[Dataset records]
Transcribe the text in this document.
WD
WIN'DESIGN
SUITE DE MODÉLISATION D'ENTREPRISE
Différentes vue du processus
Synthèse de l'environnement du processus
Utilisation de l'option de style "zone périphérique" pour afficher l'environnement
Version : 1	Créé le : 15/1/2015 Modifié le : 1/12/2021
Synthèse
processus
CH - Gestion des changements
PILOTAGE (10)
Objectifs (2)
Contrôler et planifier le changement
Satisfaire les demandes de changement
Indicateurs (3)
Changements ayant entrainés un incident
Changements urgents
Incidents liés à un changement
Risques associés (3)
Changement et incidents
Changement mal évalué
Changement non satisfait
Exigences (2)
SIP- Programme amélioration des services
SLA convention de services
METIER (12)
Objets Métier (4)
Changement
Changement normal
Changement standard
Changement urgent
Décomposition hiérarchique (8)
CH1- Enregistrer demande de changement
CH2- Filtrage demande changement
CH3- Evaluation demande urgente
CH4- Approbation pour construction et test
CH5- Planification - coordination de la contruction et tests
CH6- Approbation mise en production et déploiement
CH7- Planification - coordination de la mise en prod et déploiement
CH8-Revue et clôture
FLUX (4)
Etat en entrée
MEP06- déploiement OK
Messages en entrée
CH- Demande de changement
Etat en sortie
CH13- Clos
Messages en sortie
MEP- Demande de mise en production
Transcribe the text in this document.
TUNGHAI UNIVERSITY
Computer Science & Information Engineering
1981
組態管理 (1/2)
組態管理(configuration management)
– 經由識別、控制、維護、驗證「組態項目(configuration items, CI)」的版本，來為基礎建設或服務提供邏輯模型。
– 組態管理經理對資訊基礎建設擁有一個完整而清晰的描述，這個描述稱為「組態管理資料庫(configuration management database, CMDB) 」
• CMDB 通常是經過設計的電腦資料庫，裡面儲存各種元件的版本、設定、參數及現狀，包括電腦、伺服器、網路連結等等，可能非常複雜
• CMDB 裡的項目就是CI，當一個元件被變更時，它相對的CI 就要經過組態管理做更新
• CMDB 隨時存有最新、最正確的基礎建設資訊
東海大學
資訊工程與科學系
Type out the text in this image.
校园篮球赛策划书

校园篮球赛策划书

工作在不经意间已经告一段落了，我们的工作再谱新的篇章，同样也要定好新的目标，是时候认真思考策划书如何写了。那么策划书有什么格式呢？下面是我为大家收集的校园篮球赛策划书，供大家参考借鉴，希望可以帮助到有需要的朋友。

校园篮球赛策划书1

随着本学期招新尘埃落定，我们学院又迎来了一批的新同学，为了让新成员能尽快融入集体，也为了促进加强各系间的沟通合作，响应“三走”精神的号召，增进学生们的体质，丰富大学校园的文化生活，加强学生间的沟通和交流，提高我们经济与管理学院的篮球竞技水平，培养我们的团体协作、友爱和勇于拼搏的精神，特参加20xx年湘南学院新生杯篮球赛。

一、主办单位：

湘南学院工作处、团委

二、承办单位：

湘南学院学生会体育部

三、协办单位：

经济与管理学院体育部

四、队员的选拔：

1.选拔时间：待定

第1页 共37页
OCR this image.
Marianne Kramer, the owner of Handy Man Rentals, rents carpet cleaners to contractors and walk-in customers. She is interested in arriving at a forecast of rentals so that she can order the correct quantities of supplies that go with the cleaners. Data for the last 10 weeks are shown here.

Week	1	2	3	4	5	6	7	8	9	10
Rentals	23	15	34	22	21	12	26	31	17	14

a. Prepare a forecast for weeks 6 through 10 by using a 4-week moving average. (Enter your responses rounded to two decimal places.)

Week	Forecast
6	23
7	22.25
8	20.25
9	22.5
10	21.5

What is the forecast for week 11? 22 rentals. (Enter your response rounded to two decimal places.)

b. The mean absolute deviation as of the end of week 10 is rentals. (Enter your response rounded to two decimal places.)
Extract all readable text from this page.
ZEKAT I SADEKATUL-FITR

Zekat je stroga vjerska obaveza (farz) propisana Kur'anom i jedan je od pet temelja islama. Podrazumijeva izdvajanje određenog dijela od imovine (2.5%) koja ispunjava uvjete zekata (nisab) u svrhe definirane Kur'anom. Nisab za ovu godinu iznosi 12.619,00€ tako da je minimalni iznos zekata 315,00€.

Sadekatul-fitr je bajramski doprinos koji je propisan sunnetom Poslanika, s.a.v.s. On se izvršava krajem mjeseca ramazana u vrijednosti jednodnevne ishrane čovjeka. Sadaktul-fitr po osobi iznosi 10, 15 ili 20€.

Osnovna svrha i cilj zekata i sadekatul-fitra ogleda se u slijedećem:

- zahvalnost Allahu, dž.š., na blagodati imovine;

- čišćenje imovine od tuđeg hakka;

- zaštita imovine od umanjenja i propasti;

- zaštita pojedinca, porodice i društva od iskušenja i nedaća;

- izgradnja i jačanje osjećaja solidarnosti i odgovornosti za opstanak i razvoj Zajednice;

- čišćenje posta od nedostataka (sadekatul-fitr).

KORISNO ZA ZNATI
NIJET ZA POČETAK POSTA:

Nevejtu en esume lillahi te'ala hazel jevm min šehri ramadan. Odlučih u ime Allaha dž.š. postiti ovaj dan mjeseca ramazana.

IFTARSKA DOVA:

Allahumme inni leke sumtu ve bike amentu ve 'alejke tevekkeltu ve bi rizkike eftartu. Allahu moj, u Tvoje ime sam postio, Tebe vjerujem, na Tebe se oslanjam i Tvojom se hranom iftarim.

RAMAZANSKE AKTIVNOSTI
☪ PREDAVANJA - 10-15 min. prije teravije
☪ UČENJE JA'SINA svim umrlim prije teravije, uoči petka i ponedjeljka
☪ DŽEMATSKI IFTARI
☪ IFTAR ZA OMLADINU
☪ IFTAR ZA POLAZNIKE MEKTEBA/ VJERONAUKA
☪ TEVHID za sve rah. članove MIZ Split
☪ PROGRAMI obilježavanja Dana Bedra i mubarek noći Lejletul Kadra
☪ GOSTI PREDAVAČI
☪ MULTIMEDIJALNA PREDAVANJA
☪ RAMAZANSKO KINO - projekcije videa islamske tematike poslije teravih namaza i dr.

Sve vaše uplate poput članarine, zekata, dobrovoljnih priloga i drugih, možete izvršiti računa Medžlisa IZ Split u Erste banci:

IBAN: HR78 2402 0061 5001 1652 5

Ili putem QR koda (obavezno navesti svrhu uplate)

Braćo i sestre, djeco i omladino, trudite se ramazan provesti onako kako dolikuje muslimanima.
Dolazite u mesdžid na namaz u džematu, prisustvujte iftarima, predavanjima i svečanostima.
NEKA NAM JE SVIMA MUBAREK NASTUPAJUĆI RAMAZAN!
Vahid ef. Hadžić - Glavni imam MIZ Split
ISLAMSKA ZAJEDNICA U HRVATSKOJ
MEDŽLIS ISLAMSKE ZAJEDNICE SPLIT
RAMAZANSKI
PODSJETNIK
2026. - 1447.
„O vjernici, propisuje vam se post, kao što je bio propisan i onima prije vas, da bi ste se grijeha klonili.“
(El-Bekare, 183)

**OBJECTIVE**. Copy every line above that includes the string "production".

**CORRECT OUTPUT**.
CH6- Approbation mise en production et déploiement
MEP- Demande de mise en production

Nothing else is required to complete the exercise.